▶ [WHAT NEEDS TO BE DONE]
Gather every line that includes the word "name", please.

▶ [DATA TO PROCESS]
▼

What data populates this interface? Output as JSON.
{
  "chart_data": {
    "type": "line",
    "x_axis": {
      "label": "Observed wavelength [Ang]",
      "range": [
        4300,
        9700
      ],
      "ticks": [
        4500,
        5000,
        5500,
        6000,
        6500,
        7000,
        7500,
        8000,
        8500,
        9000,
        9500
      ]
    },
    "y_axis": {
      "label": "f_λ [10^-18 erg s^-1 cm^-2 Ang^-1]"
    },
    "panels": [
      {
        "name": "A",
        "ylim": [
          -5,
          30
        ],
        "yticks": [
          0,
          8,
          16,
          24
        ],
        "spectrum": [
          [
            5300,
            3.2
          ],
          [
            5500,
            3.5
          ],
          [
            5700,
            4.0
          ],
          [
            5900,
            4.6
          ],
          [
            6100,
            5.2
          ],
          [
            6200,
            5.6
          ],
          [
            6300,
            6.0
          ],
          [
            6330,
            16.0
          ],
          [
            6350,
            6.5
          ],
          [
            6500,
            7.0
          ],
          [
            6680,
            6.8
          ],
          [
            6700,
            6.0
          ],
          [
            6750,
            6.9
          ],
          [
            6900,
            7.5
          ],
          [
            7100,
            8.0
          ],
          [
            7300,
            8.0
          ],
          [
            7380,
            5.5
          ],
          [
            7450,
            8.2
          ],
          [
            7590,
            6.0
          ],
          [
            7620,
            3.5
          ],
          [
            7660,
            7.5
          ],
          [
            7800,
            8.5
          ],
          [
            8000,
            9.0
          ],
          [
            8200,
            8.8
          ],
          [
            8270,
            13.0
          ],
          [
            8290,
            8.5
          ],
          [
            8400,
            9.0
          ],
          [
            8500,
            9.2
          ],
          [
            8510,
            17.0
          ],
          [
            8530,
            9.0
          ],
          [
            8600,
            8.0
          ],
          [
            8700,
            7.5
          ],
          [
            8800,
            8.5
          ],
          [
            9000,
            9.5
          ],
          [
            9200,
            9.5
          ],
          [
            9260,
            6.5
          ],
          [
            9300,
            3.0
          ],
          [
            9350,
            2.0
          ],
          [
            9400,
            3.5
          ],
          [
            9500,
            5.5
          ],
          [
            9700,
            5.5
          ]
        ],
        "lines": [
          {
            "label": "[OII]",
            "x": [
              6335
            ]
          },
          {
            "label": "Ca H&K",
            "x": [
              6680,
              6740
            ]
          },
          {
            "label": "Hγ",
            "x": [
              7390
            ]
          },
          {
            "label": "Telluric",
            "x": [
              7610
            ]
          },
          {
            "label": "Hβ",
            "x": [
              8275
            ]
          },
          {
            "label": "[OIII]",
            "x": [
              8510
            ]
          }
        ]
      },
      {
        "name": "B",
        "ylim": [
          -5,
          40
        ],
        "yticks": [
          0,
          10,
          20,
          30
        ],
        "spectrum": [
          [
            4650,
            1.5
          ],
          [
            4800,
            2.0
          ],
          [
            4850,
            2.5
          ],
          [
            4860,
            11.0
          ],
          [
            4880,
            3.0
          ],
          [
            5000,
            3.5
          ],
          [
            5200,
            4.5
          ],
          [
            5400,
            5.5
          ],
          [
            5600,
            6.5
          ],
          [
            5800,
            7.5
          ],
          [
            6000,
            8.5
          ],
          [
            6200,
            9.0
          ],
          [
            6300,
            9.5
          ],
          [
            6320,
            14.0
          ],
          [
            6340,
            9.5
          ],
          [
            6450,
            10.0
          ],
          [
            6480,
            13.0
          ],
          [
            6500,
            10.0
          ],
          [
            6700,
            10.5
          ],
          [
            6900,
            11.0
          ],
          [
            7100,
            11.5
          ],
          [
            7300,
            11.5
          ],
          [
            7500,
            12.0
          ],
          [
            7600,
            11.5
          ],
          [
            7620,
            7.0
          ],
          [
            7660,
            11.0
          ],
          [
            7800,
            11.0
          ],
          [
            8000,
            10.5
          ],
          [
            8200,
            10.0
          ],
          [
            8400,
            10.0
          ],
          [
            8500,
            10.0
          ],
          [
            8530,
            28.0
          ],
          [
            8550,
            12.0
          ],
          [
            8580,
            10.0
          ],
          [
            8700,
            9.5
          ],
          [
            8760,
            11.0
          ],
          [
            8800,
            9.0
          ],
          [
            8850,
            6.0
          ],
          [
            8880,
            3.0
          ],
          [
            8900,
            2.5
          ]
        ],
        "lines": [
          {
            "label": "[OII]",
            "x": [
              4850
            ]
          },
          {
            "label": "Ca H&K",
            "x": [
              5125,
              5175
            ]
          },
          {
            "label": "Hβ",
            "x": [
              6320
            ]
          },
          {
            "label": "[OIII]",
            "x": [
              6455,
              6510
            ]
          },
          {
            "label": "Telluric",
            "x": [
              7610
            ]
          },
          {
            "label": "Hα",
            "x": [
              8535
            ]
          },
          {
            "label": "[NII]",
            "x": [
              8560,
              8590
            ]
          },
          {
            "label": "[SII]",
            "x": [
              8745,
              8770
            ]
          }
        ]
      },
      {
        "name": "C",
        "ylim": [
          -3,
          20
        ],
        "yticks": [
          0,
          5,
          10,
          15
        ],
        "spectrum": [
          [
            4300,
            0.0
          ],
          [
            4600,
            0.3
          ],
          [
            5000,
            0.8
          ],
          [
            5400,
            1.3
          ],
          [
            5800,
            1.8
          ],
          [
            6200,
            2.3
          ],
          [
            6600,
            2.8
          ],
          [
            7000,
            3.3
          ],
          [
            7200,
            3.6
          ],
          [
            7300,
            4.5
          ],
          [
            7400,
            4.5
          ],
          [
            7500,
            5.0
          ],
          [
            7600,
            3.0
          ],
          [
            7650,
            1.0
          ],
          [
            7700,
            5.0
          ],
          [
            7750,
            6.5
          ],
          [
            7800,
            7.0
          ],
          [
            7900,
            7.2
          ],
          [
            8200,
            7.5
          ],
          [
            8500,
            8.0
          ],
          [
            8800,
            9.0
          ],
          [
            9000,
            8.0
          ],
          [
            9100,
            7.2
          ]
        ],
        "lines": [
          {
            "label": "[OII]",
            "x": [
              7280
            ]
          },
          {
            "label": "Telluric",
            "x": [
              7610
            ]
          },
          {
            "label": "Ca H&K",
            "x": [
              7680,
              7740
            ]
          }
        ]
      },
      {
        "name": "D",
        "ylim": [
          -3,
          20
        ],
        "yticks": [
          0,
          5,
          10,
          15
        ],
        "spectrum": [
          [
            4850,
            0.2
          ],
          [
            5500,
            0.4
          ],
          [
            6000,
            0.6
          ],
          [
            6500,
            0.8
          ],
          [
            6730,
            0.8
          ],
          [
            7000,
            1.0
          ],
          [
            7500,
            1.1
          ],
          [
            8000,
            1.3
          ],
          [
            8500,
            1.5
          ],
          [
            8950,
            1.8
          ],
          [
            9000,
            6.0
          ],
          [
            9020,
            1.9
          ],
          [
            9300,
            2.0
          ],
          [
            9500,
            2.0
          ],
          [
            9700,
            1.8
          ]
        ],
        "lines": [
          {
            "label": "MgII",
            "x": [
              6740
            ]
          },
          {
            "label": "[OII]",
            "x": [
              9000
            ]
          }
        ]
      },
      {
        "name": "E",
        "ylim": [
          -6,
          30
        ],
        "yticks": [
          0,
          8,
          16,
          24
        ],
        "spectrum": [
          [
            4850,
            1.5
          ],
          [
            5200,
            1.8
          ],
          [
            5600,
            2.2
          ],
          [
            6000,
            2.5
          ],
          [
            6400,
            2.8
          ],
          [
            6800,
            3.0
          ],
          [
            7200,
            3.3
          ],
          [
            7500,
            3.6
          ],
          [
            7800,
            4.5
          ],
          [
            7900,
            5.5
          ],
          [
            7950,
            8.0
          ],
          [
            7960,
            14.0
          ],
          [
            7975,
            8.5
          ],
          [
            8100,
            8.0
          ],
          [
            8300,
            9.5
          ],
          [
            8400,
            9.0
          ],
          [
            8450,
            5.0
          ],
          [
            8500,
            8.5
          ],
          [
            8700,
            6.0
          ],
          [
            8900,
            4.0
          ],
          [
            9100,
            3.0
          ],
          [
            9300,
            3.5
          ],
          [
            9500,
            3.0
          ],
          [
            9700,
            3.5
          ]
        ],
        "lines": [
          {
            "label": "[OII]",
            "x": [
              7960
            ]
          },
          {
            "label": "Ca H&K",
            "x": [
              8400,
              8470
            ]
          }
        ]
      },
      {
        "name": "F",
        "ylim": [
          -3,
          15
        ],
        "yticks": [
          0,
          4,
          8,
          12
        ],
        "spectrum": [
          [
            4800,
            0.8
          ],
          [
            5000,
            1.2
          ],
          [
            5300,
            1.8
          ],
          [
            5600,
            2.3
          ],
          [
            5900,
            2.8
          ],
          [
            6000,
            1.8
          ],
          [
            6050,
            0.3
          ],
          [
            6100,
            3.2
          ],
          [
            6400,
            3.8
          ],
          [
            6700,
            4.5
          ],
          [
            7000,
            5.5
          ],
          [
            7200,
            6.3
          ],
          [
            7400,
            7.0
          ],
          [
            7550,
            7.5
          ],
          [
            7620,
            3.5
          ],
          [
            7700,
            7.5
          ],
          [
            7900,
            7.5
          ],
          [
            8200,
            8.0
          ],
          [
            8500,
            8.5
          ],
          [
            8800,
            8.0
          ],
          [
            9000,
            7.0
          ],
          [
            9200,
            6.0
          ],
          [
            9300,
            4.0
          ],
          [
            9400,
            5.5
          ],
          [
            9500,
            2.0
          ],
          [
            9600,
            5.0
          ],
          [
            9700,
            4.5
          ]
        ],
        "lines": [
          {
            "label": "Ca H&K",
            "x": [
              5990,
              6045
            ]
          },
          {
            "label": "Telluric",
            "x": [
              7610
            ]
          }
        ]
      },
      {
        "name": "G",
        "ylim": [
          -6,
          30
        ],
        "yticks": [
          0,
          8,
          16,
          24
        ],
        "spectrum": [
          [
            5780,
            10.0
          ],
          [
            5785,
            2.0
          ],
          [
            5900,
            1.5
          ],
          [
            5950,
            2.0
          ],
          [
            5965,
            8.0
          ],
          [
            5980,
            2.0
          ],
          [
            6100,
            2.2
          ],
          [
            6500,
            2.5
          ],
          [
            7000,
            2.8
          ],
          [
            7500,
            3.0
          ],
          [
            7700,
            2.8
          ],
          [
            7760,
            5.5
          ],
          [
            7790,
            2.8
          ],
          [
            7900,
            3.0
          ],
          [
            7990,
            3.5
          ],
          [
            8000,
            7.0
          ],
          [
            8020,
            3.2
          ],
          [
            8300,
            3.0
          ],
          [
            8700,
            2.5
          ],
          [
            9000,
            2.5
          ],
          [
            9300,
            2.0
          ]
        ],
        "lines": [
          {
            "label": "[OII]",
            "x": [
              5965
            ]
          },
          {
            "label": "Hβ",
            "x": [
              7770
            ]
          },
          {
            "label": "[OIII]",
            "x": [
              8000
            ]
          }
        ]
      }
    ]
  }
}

▲

▶ [CORRECT RESPONSE]
        "name": "A",
        "name": "B",
        "name": "C",
        "name": "D",
        "name": "E",
        "name": "F",
        "name": "G",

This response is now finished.